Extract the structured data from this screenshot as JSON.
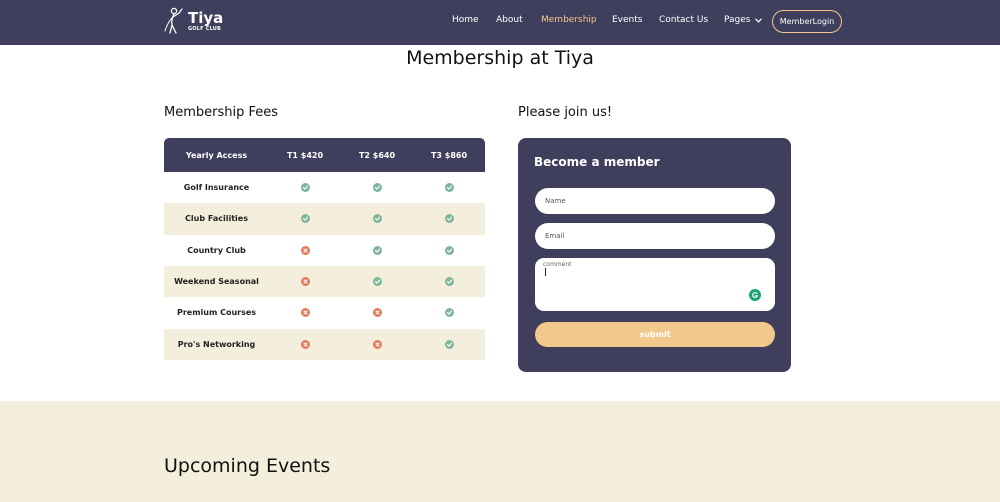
{
  "brand": {
    "name": "Tiya",
    "tagline": "GOLF CLUB"
  },
  "nav": {
    "items": [
      {
        "label": "Home",
        "active": false
      },
      {
        "label": "About",
        "active": false
      },
      {
        "label": "Membership",
        "active": true
      },
      {
        "label": "Events",
        "active": false
      },
      {
        "label": "Contact Us",
        "active": false
      },
      {
        "label": "Pages",
        "active": false
      }
    ],
    "member_button": "MemberLogin"
  },
  "page_title": "Membership at Tiya",
  "fees": {
    "heading": "Membership Fees",
    "columns": [
      "Yearly Access",
      "T1 $420",
      "T2 $640",
      "T3 $860"
    ],
    "rows": [
      {
        "label": "Golf Insurance",
        "tiers": [
          true,
          true,
          true
        ]
      },
      {
        "label": "Club Facilities",
        "tiers": [
          true,
          true,
          true
        ]
      },
      {
        "label": "Country Club",
        "tiers": [
          false,
          true,
          true
        ]
      },
      {
        "label": "Weekend Seasonal",
        "tiers": [
          false,
          true,
          true
        ]
      },
      {
        "label": "Premium Courses",
        "tiers": [
          false,
          false,
          true
        ]
      },
      {
        "label": "Pro's Networking",
        "tiers": [
          false,
          false,
          true
        ]
      }
    ]
  },
  "join": {
    "heading": "Please join us!",
    "form_title": "Become a member",
    "name_placeholder": "Name",
    "email_placeholder": "Email",
    "comment_placeholder": "comment",
    "submit_label": "submit"
  },
  "events": {
    "heading": "Upcoming Events"
  },
  "colors": {
    "nav_bg": "#3f3e5c",
    "accent": "#f3c98b",
    "band_bg": "#f4efdc",
    "yes": "#7fb69c",
    "no": "#e57a5c"
  }
}
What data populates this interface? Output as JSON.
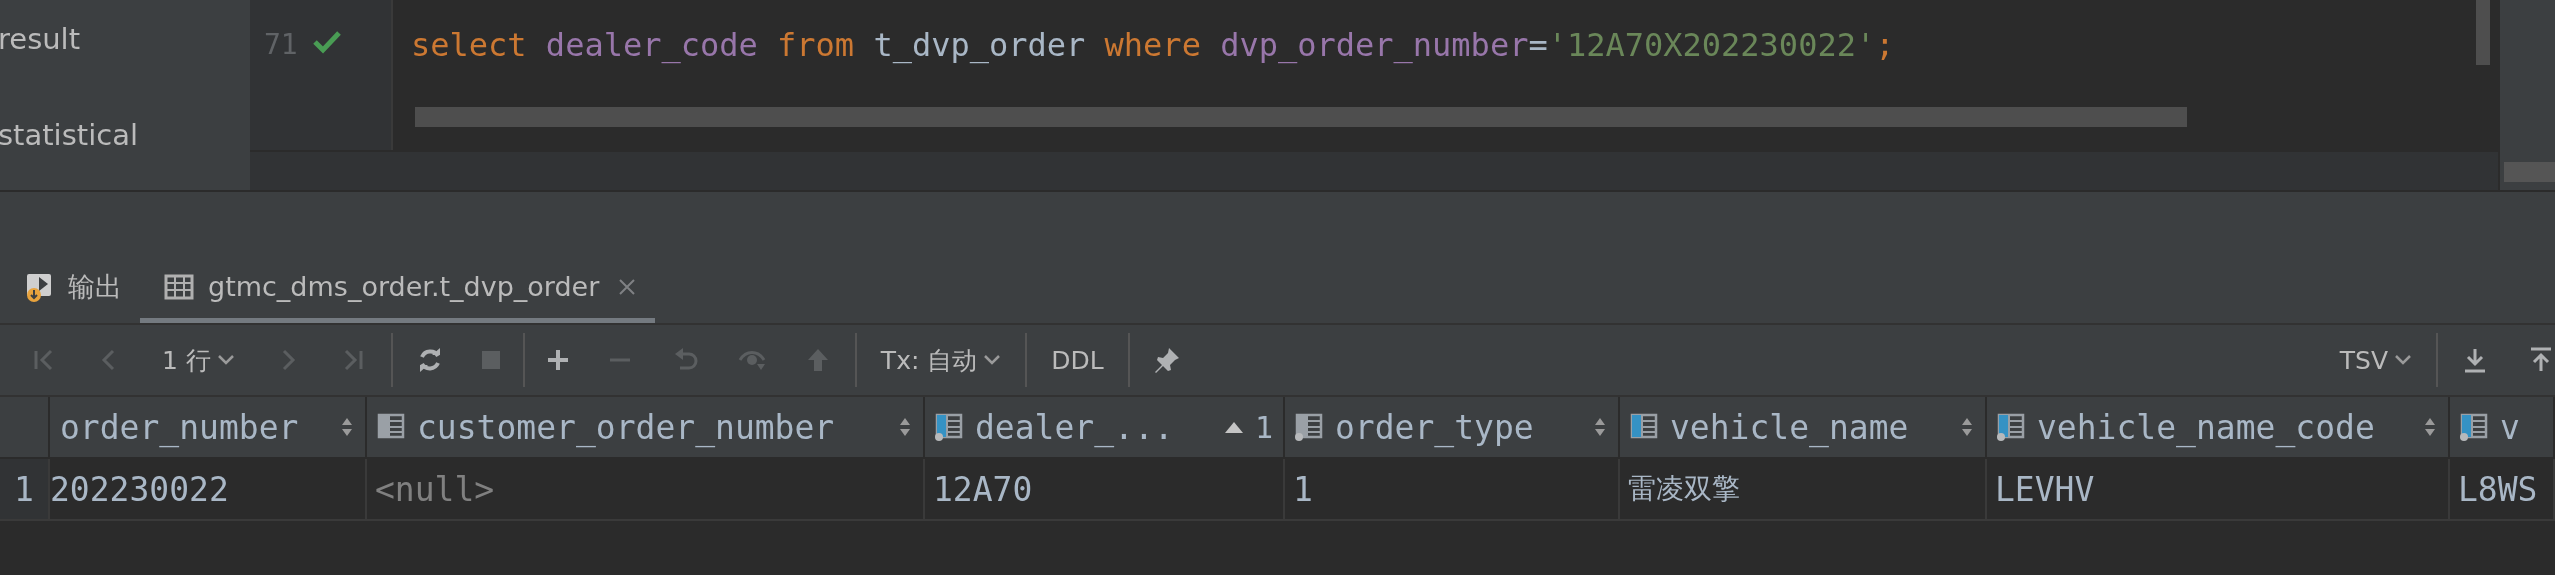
{
  "sidebar": {
    "items": [
      {
        "label": "result"
      },
      {
        "label": "statistical"
      }
    ]
  },
  "editor": {
    "line_number": "71",
    "tokens": [
      {
        "kind": "keyword",
        "text": "select "
      },
      {
        "kind": "column",
        "text": "dealer_code "
      },
      {
        "kind": "keyword",
        "text": "from "
      },
      {
        "kind": "table",
        "text": "t_dvp_order "
      },
      {
        "kind": "keyword",
        "text": "where "
      },
      {
        "kind": "column",
        "text": "dvp_order_number"
      },
      {
        "kind": "operator",
        "text": "="
      },
      {
        "kind": "string",
        "text": "'12A70X202230022'"
      },
      {
        "kind": "punct",
        "text": ";"
      }
    ]
  },
  "tabs": [
    {
      "label": "输出",
      "selected": false
    },
    {
      "label": "gtmc_dms_order.t_dvp_order",
      "selected": true
    }
  ],
  "toolbar": {
    "row_count": "1 行",
    "tx_mode": "Tx: 自动",
    "ddl": "DDL",
    "format": "TSV",
    "buttons": [
      {
        "disabled": true
      },
      {
        "disabled": true
      },
      {
        "disabled": true
      },
      {
        "disabled": true
      },
      {
        "disabled": false
      },
      {
        "disabled": true
      },
      {
        "disabled": false
      },
      {
        "disabled": true
      },
      {
        "disabled": true
      },
      {
        "disabled": true
      },
      {
        "disabled": true
      }
    ]
  },
  "table": {
    "columns": [
      {
        "label": "order_number",
        "sorted": false
      },
      {
        "label": "customer_order_number",
        "kind": "plain",
        "sorted": false
      },
      {
        "label": "dealer_...",
        "kind": "key-indexed",
        "sorted": true,
        "sort_order": "1"
      },
      {
        "label": "order_type",
        "kind": "indexed",
        "sorted": false
      },
      {
        "label": "vehicle_name",
        "kind": "key",
        "sorted": false
      },
      {
        "label": "vehicle_name_code",
        "kind": "key-indexed",
        "sorted": false
      },
      {
        "label": "v",
        "kind": "key-indexed"
      }
    ],
    "rows": [
      {
        "number": "1",
        "cells": [
          {
            "text": "202230022",
            "null": false
          },
          {
            "text": "<null>",
            "null": true
          },
          {
            "text": "12A70",
            "null": false
          },
          {
            "text": "1",
            "null": false
          },
          {
            "text": "雷凌双擎",
            "null": false
          },
          {
            "text": "LEVHV",
            "null": false
          },
          {
            "text": "L8WS",
            "null": false
          }
        ]
      }
    ]
  }
}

AIM:
Every line above should be returned exactly; the pictures stay out.

TASK OUTPUT:
Extract the structured data from this screenshot as JSON.
{
  "brand": {
    "name": "Tiya",
    "tagline": "GOLF CLUB"
  },
  "nav": {
    "items": [
      {
        "label": "Home",
        "active": false
      },
      {
        "label": "About",
        "active": false
      },
      {
        "label": "Membership",
        "active": true
      },
      {
        "label": "Events",
        "active": false
      },
      {
        "label": "Contact Us",
        "active": false
      },
      {
        "label": "Pages",
        "active": false
      }
    ],
    "member_button": "MemberLogin"
  },
  "page_title": "Membership at Tiya",
  "fees": {
    "heading": "Membership Fees",
    "columns": [
      "Yearly Access",
      "T1 $420",
      "T2 $640",
      "T3 $860"
    ],
    "rows": [
      {
        "label": "Golf Insurance",
        "tiers": [
          true,
          true,
          true
        ]
      },
      {
        "label": "Club Facilities",
        "tiers": [
          true,
          true,
          true
        ]
      },
      {
        "label": "Country Club",
        "tiers": [
          false,
          true,
          true
        ]
      },
      {
        "label": "Weekend Seasonal",
        "tiers": [
          false,
          true,
          true
        ]
      },
      {
        "label": "Premium Courses",
        "tiers": [
          false,
          false,
          true
        ]
      },
      {
        "label": "Pro's Networking",
        "tiers": [
          false,
          false,
          true
        ]
      }
    ]
  },
  "join": {
    "heading": "Please join us!",
    "form_title": "Become a member",
    "name_placeholder": "Name",
    "email_placeholder": "Email",
    "comment_placeholder": "comment",
    "submit_label": "submit"
  },
  "events": {
    "heading": "Upcoming Events"
  },
  "colors": {
    "nav_bg": "#3f3e5c",
    "accent": "#f3c98b",
    "band_bg": "#f4efdc",
    "yes": "#7fb69c",
    "no": "#e57a5c"
  }
}
What data populates this interface? Output as JSON.
{
  "sidebar": {
    "items": [
      {
        "label": "result"
      },
      {
        "label": "statistical"
      }
    ]
  },
  "editor": {
    "line_number": "71",
    "tokens": [
      {
        "kind": "keyword",
        "text": "select "
      },
      {
        "kind": "column",
        "text": "dealer_code "
      },
      {
        "kind": "keyword",
        "text": "from "
      },
      {
        "kind": "table",
        "text": "t_dvp_order "
      },
      {
        "kind": "keyword",
        "text": "where "
      },
      {
        "kind": "column",
        "text": "dvp_order_number"
      },
      {
        "kind": "operator",
        "text": "="
      },
      {
        "kind": "string",
        "text": "'12A70X202230022'"
      },
      {
        "kind": "punct",
        "text": ";"
      }
    ]
  },
  "tabs": [
    {
      "label": "输出",
      "selected": false
    },
    {
      "label": "gtmc_dms_order.t_dvp_order",
      "selected": true
    }
  ],
  "toolbar": {
    "row_count": "1 行",
    "tx_mode": "Tx: 自动",
    "ddl": "DDL",
    "format": "TSV",
    "buttons": [
      {
        "disabled": true
      },
      {
        "disabled": true
      },
      {
        "disabled": true
      },
      {
        "disabled": true
      },
      {
        "disabled": false
      },
      {
        "disabled": true
      },
      {
        "disabled": false
      },
      {
        "disabled": true
      },
      {
        "disabled": true
      },
      {
        "disabled": true
      },
      {
        "disabled": true
      }
    ]
  },
  "table": {
    "columns": [
      {
        "label": "order_number",
        "sorted": false
      },
      {
        "label": "customer_order_number",
        "kind": "plain",
        "sorted": false
      },
      {
        "label": "dealer_...",
        "kind": "key-indexed",
        "sorted": true,
        "sort_order": "1"
      },
      {
        "label": "order_type",
        "kind": "indexed",
        "sorted": false
      },
      {
        "label": "vehicle_name",
        "kind": "key",
        "sorted": false
      },
      {
        "label": "vehicle_name_code",
        "kind": "key-indexed",
        "sorted": false
      },
      {
        "label": "v",
        "kind": "key-indexed"
      }
    ],
    "rows": [
      {
        "number": "1",
        "cells": [
          {
            "text": "202230022",
            "null": false
          },
          {
            "text": "<null>",
            "null": true
          },
          {
            "text": "12A70",
            "null": false
          },
          {
            "text": "1",
            "null": false
          },
          {
            "text": "雷凌双擎",
            "null": false
          },
          {
            "text": "LEVHV",
            "null": false
          },
          {
            "text": "L8WS",
            "null": false
          }
        ]
      }
    ]
  }
}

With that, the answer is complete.